» Exercise objective: Pull out from the material below all lines with "langkah".

++++++

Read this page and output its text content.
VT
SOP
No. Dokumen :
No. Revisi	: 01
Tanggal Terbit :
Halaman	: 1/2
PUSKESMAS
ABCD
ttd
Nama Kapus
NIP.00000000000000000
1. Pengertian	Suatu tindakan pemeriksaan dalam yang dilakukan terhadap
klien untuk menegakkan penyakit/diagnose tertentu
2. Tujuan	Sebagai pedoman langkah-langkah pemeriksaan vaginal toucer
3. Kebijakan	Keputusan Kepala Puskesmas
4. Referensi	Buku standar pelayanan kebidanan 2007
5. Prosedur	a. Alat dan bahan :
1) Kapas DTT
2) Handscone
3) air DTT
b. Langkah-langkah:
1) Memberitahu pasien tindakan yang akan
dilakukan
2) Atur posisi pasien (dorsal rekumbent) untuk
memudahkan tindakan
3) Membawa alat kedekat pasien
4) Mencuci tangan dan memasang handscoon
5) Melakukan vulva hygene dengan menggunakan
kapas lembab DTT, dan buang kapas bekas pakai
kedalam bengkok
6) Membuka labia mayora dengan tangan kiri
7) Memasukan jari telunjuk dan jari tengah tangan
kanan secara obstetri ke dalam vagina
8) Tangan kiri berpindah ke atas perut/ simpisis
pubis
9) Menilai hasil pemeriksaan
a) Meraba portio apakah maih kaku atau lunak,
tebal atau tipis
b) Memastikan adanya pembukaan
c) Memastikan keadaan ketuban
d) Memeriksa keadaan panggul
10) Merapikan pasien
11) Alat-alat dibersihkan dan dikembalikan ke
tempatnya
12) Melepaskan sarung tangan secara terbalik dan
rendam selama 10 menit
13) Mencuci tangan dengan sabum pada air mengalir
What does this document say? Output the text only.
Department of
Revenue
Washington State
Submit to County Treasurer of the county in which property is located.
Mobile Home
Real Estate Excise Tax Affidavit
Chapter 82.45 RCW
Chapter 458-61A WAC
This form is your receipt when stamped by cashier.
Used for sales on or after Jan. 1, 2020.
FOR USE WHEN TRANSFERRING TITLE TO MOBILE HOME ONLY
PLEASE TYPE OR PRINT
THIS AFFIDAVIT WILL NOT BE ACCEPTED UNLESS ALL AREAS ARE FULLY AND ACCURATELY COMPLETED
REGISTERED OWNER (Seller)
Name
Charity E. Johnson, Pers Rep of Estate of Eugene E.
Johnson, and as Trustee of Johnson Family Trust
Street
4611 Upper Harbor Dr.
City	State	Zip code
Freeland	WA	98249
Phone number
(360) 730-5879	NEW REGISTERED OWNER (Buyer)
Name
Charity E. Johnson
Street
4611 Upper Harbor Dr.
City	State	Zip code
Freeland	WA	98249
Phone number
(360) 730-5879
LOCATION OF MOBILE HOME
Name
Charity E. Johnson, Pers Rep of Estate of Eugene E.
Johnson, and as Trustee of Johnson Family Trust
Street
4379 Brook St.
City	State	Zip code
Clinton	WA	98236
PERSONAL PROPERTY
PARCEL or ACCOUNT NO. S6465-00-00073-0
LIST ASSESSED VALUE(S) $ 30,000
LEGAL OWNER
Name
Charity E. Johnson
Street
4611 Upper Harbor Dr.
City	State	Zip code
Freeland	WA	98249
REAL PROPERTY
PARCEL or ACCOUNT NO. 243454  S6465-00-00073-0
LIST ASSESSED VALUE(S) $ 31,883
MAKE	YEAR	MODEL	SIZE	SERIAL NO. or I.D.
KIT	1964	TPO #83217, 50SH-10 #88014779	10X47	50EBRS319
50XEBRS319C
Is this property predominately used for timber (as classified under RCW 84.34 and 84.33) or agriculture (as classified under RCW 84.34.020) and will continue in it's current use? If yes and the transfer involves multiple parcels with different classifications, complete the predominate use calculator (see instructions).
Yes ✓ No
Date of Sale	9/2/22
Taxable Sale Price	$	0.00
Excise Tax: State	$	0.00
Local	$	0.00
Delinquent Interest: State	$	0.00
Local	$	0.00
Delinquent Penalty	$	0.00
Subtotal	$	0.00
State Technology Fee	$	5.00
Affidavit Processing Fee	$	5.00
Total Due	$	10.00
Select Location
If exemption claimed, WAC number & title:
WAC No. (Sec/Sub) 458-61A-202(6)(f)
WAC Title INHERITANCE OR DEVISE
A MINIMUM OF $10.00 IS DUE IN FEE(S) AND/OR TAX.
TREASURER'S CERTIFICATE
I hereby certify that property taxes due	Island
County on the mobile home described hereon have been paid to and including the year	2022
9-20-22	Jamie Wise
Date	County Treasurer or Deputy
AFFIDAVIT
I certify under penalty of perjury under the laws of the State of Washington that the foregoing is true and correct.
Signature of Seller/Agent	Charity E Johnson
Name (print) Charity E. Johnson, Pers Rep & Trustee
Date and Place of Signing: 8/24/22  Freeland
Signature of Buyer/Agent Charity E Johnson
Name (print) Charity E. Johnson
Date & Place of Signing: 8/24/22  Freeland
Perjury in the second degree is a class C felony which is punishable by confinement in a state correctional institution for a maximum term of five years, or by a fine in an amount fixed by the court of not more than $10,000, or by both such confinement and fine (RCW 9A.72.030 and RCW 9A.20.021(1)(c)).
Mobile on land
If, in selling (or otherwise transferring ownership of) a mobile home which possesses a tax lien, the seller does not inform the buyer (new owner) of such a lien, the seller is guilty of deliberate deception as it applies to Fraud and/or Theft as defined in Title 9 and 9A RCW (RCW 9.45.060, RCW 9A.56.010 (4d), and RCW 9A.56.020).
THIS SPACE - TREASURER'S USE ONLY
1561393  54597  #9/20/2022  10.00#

++++++

» Solution to this exercise:
2. Tujuan	Sebagai pedoman langkah-langkah pemeriksaan vaginal toucer
b. Langkah-langkah:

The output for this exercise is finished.